== Goal of the exercise ==
Output all entries verbatim. Skip pictures.

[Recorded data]

--- START ---

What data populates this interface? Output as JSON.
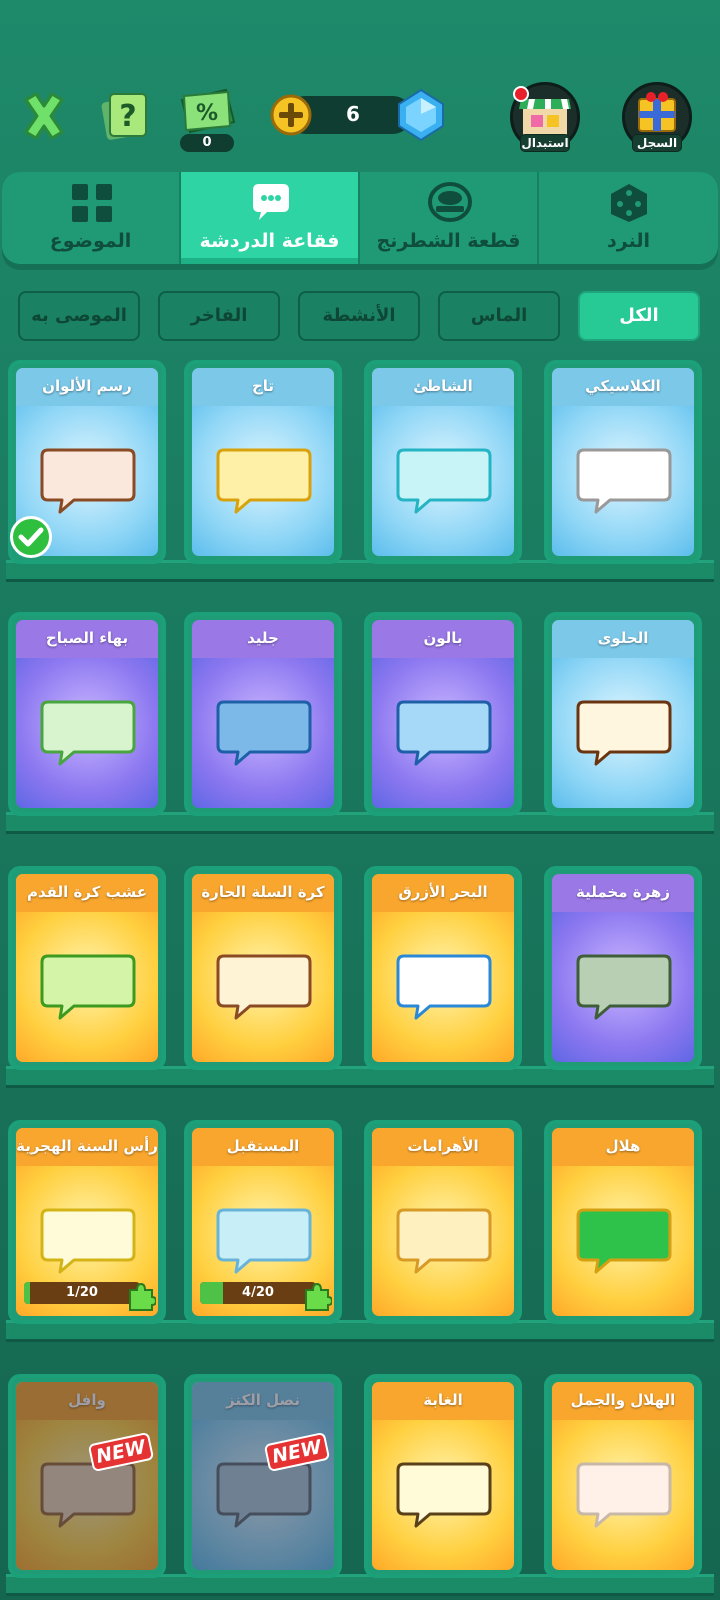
{
  "header": {
    "discount_count": "0",
    "gems": "6",
    "swap_label": "استبدال",
    "history_label": "السجل"
  },
  "tabs": [
    {
      "label": "الموضوع",
      "icon": "grid-icon",
      "active": false
    },
    {
      "label": "فقاعة الدردشة",
      "icon": "chat-bubble-icon",
      "active": true
    },
    {
      "label": "قطعة الشطرنج",
      "icon": "chess-piece-icon",
      "active": false
    },
    {
      "label": "النرد",
      "icon": "dice-icon",
      "active": false
    }
  ],
  "filters": [
    {
      "label": "الموصى به",
      "active": false
    },
    {
      "label": "الفاخر",
      "active": false
    },
    {
      "label": "الأنشطة",
      "active": false
    },
    {
      "label": "الماس",
      "active": false
    },
    {
      "label": "الكل",
      "active": true
    }
  ],
  "items": [
    [
      {
        "title": "رسم الألوان",
        "theme": "blue",
        "bubble": "#fbe8dc",
        "border": "#8a4a23",
        "selected": true
      },
      {
        "title": "تاج",
        "theme": "blue",
        "bubble": "#fff0a8",
        "border": "#d8a20c"
      },
      {
        "title": "الشاطئ",
        "theme": "blue",
        "bubble": "#c8f4f8",
        "border": "#24b4c3"
      },
      {
        "title": "الكلاسيكي",
        "theme": "blue",
        "bubble": "#ffffff",
        "border": "#999999"
      }
    ],
    [
      {
        "title": "بهاء الصباح",
        "theme": "purple",
        "bubble": "#d8f4cf",
        "border": "#48a540"
      },
      {
        "title": "جليد",
        "theme": "purple",
        "bubble": "#7db9e8",
        "border": "#1e5fa8"
      },
      {
        "title": "بالون",
        "theme": "purple",
        "bubble": "#a6d8f8",
        "border": "#1e5fa8"
      },
      {
        "title": "الحلوى",
        "theme": "blue",
        "bubble": "#fff6e0",
        "border": "#6b3410"
      }
    ],
    [
      {
        "title": "عشب كرة القدم",
        "theme": "orange",
        "bubble": "#d4f5a8",
        "border": "#3c9a20"
      },
      {
        "title": "كرة السلة الحارة",
        "theme": "orange",
        "bubble": "#fff3d6",
        "border": "#8a4a23"
      },
      {
        "title": "البحر الأزرق",
        "theme": "orange",
        "bubble": "#ffffff",
        "border": "#2a88d8"
      },
      {
        "title": "زهرة مخملية",
        "theme": "purple",
        "bubble": "#b9cfb4",
        "border": "#3e5e3a"
      }
    ],
    [
      {
        "title": "رأس السنة الهجرية",
        "theme": "orange",
        "bubble": "#fffbd8",
        "border": "#d4b316",
        "progress": "1/20",
        "progress_value": 0.05
      },
      {
        "title": "المستقبل",
        "theme": "orange",
        "bubble": "#c8eef8",
        "border": "#68b4d8",
        "progress": "4/20",
        "progress_value": 0.2
      },
      {
        "title": "الأهرامات",
        "theme": "orange",
        "bubble": "#fff0c0",
        "border": "#d89a26"
      },
      {
        "title": "هلال",
        "theme": "orange",
        "bubble": "#2ec24a",
        "border": "#d4a012"
      }
    ],
    [
      {
        "title": "وافل",
        "theme": "orange",
        "bubble": "#ead3b3",
        "border": "#9a6a38",
        "new": true
      },
      {
        "title": "نصل الكنز",
        "theme": "blue",
        "bubble": "#a8c8d8",
        "border": "#5d6e78",
        "new": true
      },
      {
        "title": "الغابة",
        "theme": "orange",
        "bubble": "#fffbd8",
        "border": "#5a4018"
      },
      {
        "title": "الهلال والجمل",
        "theme": "orange",
        "bubble": "#fff1e8",
        "border": "#c8b8a8"
      }
    ]
  ],
  "new_label": "NEW"
}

--- END ---

== Full response ==
What data populates this interface? Output as JSON.
{
  "header": {
    "discount_count": "0",
    "gems": "6",
    "swap_label": "استبدال",
    "history_label": "السجل"
  },
  "tabs": [
    {
      "label": "الموضوع",
      "icon": "grid-icon",
      "active": false
    },
    {
      "label": "فقاعة الدردشة",
      "icon": "chat-bubble-icon",
      "active": true
    },
    {
      "label": "قطعة الشطرنج",
      "icon": "chess-piece-icon",
      "active": false
    },
    {
      "label": "النرد",
      "icon": "dice-icon",
      "active": false
    }
  ],
  "filters": [
    {
      "label": "الموصى به",
      "active": false
    },
    {
      "label": "الفاخر",
      "active": false
    },
    {
      "label": "الأنشطة",
      "active": false
    },
    {
      "label": "الماس",
      "active": false
    },
    {
      "label": "الكل",
      "active": true
    }
  ],
  "items": [
    [
      {
        "title": "رسم الألوان",
        "theme": "blue",
        "bubble": "#fbe8dc",
        "border": "#8a4a23",
        "selected": true
      },
      {
        "title": "تاج",
        "theme": "blue",
        "bubble": "#fff0a8",
        "border": "#d8a20c"
      },
      {
        "title": "الشاطئ",
        "theme": "blue",
        "bubble": "#c8f4f8",
        "border": "#24b4c3"
      },
      {
        "title": "الكلاسيكي",
        "theme": "blue",
        "bubble": "#ffffff",
        "border": "#999999"
      }
    ],
    [
      {
        "title": "بهاء الصباح",
        "theme": "purple",
        "bubble": "#d8f4cf",
        "border": "#48a540"
      },
      {
        "title": "جليد",
        "theme": "purple",
        "bubble": "#7db9e8",
        "border": "#1e5fa8"
      },
      {
        "title": "بالون",
        "theme": "purple",
        "bubble": "#a6d8f8",
        "border": "#1e5fa8"
      },
      {
        "title": "الحلوى",
        "theme": "blue",
        "bubble": "#fff6e0",
        "border": "#6b3410"
      }
    ],
    [
      {
        "title": "عشب كرة القدم",
        "theme": "orange",
        "bubble": "#d4f5a8",
        "border": "#3c9a20"
      },
      {
        "title": "كرة السلة الحارة",
        "theme": "orange",
        "bubble": "#fff3d6",
        "border": "#8a4a23"
      },
      {
        "title": "البحر الأزرق",
        "theme": "orange",
        "bubble": "#ffffff",
        "border": "#2a88d8"
      },
      {
        "title": "زهرة مخملية",
        "theme": "purple",
        "bubble": "#b9cfb4",
        "border": "#3e5e3a"
      }
    ],
    [
      {
        "title": "رأس السنة الهجرية",
        "theme": "orange",
        "bubble": "#fffbd8",
        "border": "#d4b316",
        "progress": "1/20",
        "progress_value": 0.05
      },
      {
        "title": "المستقبل",
        "theme": "orange",
        "bubble": "#c8eef8",
        "border": "#68b4d8",
        "progress": "4/20",
        "progress_value": 0.2
      },
      {
        "title": "الأهرامات",
        "theme": "orange",
        "bubble": "#fff0c0",
        "border": "#d89a26"
      },
      {
        "title": "هلال",
        "theme": "orange",
        "bubble": "#2ec24a",
        "border": "#d4a012"
      }
    ],
    [
      {
        "title": "وافل",
        "theme": "orange",
        "bubble": "#ead3b3",
        "border": "#9a6a38",
        "new": true
      },
      {
        "title": "نصل الكنز",
        "theme": "blue",
        "bubble": "#a8c8d8",
        "border": "#5d6e78",
        "new": true
      },
      {
        "title": "الغابة",
        "theme": "orange",
        "bubble": "#fffbd8",
        "border": "#5a4018"
      },
      {
        "title": "الهلال والجمل",
        "theme": "orange",
        "bubble": "#fff1e8",
        "border": "#c8b8a8"
      }
    ]
  ],
  "new_label": "NEW"
}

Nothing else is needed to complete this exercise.